*PROBLEM DESCRIPTION:* Exactly repeat the material, dropping only the pictures.

*EXTRACTED INFORMATION:*
* * * *

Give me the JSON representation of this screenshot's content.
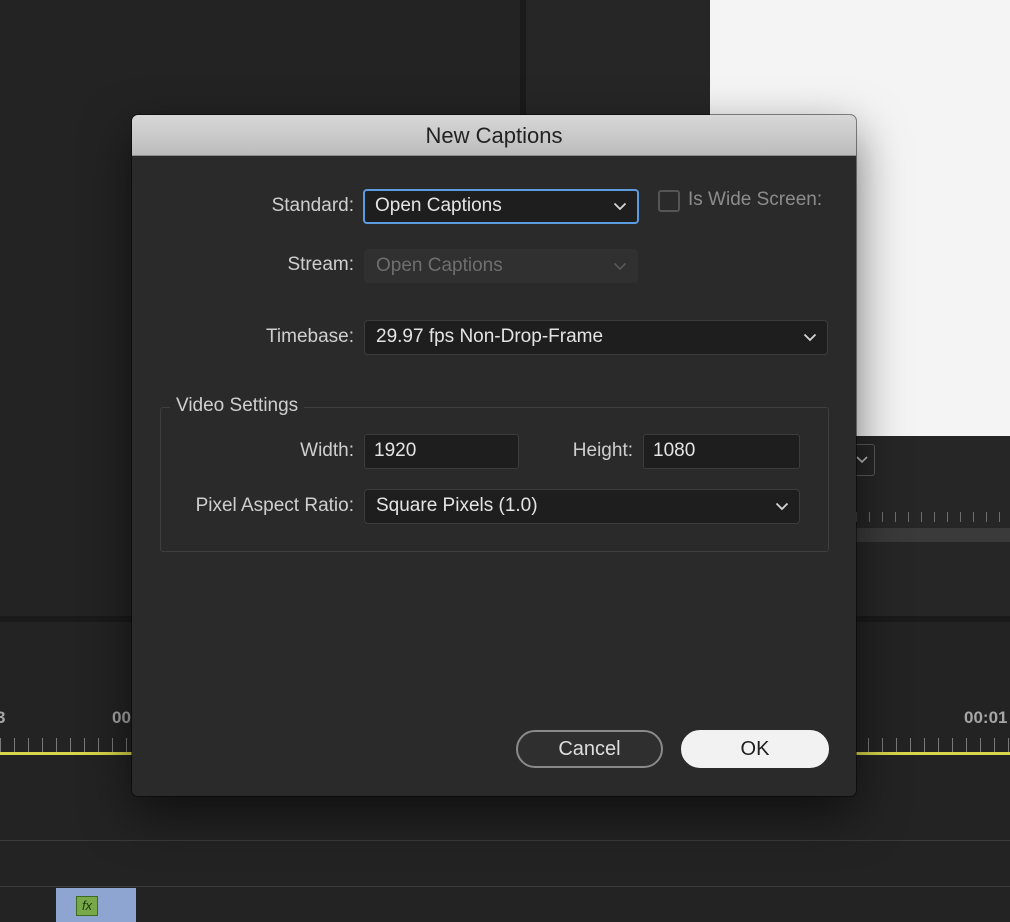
{
  "background": {
    "timecode_left_partial": "3",
    "timecode_mid_partial": "00",
    "timecode_right_partial": "00:01",
    "fx_badge": "fx"
  },
  "dialog": {
    "title": "New Captions",
    "standard": {
      "label": "Standard:",
      "value": "Open Captions"
    },
    "wide_screen": {
      "label": "Is Wide Screen:",
      "checked": false
    },
    "stream": {
      "label": "Stream:",
      "value": "Open Captions",
      "disabled": true
    },
    "timebase": {
      "label": "Timebase:",
      "value": "29.97 fps Non-Drop-Frame"
    },
    "video_settings": {
      "title": "Video Settings",
      "width": {
        "label": "Width:",
        "value": "1920"
      },
      "height": {
        "label": "Height:",
        "value": "1080"
      },
      "pixel_aspect_ratio": {
        "label": "Pixel Aspect Ratio:",
        "value": "Square Pixels (1.0)"
      }
    },
    "buttons": {
      "cancel": "Cancel",
      "ok": "OK"
    }
  },
  "colors": {
    "focus_ring": "#5c9be0",
    "playhead": "#d8d64a",
    "clip": "#8da5d0",
    "fx_badge": "#78a848"
  }
}
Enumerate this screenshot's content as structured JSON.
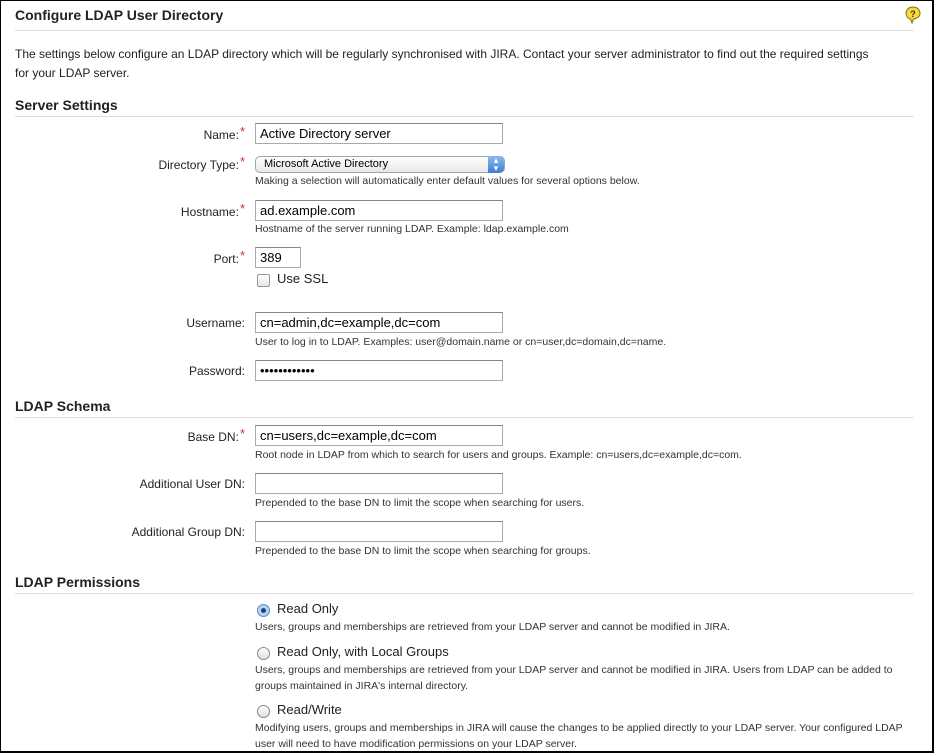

* * * *

*WRITTEN SOLUTION:*
Give me the JSON representation of this screenshot's content.
{
  "background": {
    "timecode_left_partial": "3",
    "timecode_mid_partial": "00",
    "timecode_right_partial": "00:01",
    "fx_badge": "fx"
  },
  "dialog": {
    "title": "New Captions",
    "standard": {
      "label": "Standard:",
      "value": "Open Captions"
    },
    "wide_screen": {
      "label": "Is Wide Screen:",
      "checked": false
    },
    "stream": {
      "label": "Stream:",
      "value": "Open Captions",
      "disabled": true
    },
    "timebase": {
      "label": "Timebase:",
      "value": "29.97 fps Non-Drop-Frame"
    },
    "video_settings": {
      "title": "Video Settings",
      "width": {
        "label": "Width:",
        "value": "1920"
      },
      "height": {
        "label": "Height:",
        "value": "1080"
      },
      "pixel_aspect_ratio": {
        "label": "Pixel Aspect Ratio:",
        "value": "Square Pixels (1.0)"
      }
    },
    "buttons": {
      "cancel": "Cancel",
      "ok": "OK"
    }
  },
  "colors": {
    "focus_ring": "#5c9be0",
    "playhead": "#d8d64a",
    "clip": "#8da5d0",
    "fx_badge": "#78a848"
  }
}
Enumerate this screenshot's content as structured JSON.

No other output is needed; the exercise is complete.